I have a code to transofrm an excel file with data whioch has two headers into a dataframe. Somehow my code is not doing that what i expect:
import pandas as pd
df = pd.read_excel('excel_file.xlsx', sheet_name='Class', header=None, names= header_names, skiprows=2)
somehow I receive a weird output:
NaN NaN NaT NaN NaN NaT
3 NaN NaT
2015-06-30 4 NaN
etc.
I dont know what I am doing wrong.
My excel file is structured as the following but has even more columns.
A B C
math biology physics
01.06.2015 3 01.06.2015 3 01.06.2015 3
30.06.2016 4 30.06.2016 4 30.06.2016 4
15.06.2017 1 15.06.2017 3 15.06.2017 3
20.06.2018 3 20.06.2018 2 20.06.2018 5
15.06.2019 2 15.06.2019 3 15.06.2019 2
The expected dataframe output should be like this:
date grade course group
01.06.2015 3 math A
30.06.2016 4 math A
15.06.2017 1 math A
20.06.2018 3 math A
15.06.2019 2 math A
01.06.2015 3 biology B
30.06.2016 4 biology B
15.06.2017 3 biology B
20.06.2018 2 biology B
15.06.2019 3 biology B
01.06.2015 3 physics C
30.06.2016 4 physics C
15.06.2017 3 physics C
20.06.2018 5 physics C
15.06.2019 2 physics C

PROVIDED RECORDS ::
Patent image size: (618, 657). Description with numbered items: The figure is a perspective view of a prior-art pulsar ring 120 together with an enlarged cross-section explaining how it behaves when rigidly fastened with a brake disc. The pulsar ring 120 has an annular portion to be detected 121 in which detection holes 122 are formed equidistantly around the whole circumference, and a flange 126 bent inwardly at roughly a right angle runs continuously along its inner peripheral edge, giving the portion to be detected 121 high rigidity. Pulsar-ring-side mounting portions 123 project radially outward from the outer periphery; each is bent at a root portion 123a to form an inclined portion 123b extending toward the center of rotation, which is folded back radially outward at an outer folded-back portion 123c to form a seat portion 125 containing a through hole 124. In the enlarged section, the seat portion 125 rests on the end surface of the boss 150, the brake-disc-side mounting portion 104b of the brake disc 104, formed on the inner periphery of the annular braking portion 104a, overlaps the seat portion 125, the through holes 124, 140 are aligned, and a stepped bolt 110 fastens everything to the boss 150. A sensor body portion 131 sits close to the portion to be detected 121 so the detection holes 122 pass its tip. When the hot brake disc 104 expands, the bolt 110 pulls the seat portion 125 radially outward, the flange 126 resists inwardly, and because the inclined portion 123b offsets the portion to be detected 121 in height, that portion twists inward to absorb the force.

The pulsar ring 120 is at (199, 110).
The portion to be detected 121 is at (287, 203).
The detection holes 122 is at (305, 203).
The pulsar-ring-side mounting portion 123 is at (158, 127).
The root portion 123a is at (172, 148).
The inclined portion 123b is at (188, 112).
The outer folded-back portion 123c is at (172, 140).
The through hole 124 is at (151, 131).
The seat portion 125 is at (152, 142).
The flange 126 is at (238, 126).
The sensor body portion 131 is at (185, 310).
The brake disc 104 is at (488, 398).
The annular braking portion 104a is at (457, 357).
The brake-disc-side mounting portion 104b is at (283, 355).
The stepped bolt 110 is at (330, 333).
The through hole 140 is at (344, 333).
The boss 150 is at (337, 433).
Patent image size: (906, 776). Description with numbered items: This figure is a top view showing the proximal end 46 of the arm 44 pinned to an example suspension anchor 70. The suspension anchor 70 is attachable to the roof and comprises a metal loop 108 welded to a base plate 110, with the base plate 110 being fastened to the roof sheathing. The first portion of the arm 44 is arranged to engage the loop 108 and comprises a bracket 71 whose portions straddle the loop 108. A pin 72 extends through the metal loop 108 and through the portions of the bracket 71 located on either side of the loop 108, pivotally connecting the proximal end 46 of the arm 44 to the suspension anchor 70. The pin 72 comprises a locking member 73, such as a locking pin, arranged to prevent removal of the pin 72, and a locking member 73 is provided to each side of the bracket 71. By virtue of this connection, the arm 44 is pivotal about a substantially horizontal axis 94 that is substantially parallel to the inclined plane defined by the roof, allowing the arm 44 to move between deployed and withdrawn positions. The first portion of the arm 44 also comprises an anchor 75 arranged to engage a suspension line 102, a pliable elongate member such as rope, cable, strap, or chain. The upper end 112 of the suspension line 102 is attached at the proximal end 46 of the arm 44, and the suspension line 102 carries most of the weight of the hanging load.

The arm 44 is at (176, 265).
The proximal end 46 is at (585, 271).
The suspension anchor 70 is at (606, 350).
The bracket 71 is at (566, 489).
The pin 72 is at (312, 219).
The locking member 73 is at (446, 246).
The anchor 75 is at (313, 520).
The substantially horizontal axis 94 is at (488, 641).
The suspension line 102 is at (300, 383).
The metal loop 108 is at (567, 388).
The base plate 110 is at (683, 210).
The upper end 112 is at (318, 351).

EXERCISE BRIEF ::
Rewrite the stretch of the pandas question from "I have a code" through "names= header_names, skiprows=2)", replacing "excel file" with "spreadsheet".

ANSWER BELOW ::
I have a code to transofrm an spreadsheet with data whioch has two headers into a dataframe. Somehow my code is not doing that what i expect:
import pandas as pd
df = pd.read_excel('excel_file.xlsx', sheet_name='Class', header=None, names= header_names, skiprows=2)